Task to carry out. Extract each line from the entries below that has the string "krankenhaus" in it.
** begin Data shown **
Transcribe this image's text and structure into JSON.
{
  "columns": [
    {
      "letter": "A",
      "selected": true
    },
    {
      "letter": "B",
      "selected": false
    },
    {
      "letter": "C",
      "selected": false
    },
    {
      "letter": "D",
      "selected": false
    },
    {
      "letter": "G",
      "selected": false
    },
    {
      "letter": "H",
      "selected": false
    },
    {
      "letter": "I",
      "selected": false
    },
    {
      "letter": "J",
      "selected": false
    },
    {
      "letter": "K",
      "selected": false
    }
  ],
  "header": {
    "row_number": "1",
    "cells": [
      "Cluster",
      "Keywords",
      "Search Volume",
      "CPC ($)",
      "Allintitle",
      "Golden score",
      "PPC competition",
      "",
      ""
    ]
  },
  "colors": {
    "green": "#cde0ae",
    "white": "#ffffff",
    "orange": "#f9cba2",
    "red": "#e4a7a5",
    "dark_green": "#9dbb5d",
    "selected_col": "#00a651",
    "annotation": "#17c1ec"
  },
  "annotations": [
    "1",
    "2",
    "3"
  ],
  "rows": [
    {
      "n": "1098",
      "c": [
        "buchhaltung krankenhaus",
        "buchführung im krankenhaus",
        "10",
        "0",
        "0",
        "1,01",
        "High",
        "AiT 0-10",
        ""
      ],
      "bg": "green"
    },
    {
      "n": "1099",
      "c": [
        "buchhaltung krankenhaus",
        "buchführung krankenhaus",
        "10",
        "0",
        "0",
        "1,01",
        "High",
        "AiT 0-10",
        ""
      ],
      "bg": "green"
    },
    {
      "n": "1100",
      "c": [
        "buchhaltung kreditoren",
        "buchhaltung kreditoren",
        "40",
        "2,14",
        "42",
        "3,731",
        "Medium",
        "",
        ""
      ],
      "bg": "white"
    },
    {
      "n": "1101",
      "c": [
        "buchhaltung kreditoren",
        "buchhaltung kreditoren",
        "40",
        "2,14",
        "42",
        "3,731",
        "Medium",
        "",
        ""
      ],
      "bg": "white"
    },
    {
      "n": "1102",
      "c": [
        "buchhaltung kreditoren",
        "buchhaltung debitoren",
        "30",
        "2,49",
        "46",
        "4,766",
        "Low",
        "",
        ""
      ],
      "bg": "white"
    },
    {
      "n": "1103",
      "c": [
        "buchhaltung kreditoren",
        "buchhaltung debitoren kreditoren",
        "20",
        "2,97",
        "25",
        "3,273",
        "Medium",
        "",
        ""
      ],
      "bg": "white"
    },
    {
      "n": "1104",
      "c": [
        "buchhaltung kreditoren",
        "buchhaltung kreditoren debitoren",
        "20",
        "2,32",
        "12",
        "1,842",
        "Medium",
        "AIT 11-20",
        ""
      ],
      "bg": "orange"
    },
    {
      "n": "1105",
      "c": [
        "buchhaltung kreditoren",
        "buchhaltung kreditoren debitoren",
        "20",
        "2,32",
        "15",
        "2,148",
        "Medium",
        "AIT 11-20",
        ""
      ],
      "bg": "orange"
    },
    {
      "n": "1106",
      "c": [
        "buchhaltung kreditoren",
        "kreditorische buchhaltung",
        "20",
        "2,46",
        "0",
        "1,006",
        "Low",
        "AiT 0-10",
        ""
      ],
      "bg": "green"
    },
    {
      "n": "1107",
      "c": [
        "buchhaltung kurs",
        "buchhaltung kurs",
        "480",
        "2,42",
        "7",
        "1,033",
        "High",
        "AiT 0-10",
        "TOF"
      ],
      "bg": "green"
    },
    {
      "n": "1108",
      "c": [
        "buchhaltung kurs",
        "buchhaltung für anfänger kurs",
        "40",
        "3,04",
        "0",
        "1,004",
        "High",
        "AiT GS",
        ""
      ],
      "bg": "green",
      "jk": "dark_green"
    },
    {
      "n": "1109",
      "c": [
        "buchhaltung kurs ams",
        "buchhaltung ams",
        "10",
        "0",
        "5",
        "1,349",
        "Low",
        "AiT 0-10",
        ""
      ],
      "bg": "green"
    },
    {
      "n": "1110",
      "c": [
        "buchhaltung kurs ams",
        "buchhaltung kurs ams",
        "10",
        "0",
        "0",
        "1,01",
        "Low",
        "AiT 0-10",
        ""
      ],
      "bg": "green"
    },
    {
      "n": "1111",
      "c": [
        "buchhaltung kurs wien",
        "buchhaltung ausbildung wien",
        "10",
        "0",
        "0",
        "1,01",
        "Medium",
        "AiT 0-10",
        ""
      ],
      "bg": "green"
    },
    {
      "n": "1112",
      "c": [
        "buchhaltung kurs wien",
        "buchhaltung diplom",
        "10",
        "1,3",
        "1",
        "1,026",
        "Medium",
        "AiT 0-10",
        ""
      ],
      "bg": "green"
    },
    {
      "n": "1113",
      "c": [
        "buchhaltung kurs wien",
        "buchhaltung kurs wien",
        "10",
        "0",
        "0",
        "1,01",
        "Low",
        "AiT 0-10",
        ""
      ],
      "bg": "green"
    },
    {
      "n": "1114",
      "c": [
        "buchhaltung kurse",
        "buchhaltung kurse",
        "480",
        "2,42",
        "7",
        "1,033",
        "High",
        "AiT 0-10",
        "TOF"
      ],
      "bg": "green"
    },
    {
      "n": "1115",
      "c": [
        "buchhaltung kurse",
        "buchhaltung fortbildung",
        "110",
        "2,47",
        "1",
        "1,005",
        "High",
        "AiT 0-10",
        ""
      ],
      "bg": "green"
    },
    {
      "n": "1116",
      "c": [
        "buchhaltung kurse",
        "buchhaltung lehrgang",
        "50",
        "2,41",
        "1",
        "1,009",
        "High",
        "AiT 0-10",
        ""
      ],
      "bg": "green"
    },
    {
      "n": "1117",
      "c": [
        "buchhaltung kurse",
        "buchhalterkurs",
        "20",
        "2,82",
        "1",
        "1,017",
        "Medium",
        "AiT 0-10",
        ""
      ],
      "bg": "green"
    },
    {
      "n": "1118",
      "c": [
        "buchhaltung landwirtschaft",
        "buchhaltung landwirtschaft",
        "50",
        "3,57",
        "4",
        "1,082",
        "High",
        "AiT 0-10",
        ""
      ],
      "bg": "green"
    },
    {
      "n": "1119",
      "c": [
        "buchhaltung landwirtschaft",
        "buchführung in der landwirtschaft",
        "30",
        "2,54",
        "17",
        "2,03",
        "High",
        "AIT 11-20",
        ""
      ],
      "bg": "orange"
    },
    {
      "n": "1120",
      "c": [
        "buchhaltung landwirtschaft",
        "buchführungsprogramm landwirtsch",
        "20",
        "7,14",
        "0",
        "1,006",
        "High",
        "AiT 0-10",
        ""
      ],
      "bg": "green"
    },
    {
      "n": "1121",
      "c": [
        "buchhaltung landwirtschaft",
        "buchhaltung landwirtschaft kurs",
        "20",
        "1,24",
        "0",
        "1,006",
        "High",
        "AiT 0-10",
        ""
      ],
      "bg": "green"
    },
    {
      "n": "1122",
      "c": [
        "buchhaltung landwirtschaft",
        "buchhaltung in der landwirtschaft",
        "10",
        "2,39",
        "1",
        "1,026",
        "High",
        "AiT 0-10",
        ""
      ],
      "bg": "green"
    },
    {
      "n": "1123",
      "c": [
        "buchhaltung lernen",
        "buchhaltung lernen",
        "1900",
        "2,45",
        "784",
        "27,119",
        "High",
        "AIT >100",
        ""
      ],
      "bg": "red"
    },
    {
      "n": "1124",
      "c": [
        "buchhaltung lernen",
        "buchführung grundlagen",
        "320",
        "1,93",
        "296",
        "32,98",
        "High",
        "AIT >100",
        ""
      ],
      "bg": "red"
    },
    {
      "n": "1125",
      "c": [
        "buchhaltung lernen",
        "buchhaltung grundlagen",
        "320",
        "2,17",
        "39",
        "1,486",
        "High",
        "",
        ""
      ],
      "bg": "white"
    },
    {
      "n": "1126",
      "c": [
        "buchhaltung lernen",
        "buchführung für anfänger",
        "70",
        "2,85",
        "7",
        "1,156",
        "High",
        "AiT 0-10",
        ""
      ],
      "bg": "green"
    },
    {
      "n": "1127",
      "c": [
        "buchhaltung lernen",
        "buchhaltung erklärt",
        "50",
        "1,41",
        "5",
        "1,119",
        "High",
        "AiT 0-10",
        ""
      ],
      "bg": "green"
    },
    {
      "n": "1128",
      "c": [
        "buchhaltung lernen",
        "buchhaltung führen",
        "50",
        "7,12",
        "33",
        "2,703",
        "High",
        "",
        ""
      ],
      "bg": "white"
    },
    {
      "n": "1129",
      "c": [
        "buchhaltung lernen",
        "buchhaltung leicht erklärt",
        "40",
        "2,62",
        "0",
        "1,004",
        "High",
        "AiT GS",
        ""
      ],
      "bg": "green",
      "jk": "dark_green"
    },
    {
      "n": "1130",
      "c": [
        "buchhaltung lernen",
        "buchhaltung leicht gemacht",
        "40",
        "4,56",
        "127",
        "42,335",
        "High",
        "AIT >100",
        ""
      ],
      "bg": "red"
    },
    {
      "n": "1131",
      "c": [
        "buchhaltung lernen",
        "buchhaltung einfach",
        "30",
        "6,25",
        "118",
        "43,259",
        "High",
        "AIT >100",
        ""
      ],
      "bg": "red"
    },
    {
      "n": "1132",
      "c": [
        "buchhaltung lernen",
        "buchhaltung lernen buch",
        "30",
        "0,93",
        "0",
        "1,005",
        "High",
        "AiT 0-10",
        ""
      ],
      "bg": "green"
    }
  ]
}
** end Data shown **
Full output.
        "buchhaltung krankenhaus",
        "buchführung im krankenhaus",
        "buchhaltung krankenhaus",
        "buchführung krankenhaus",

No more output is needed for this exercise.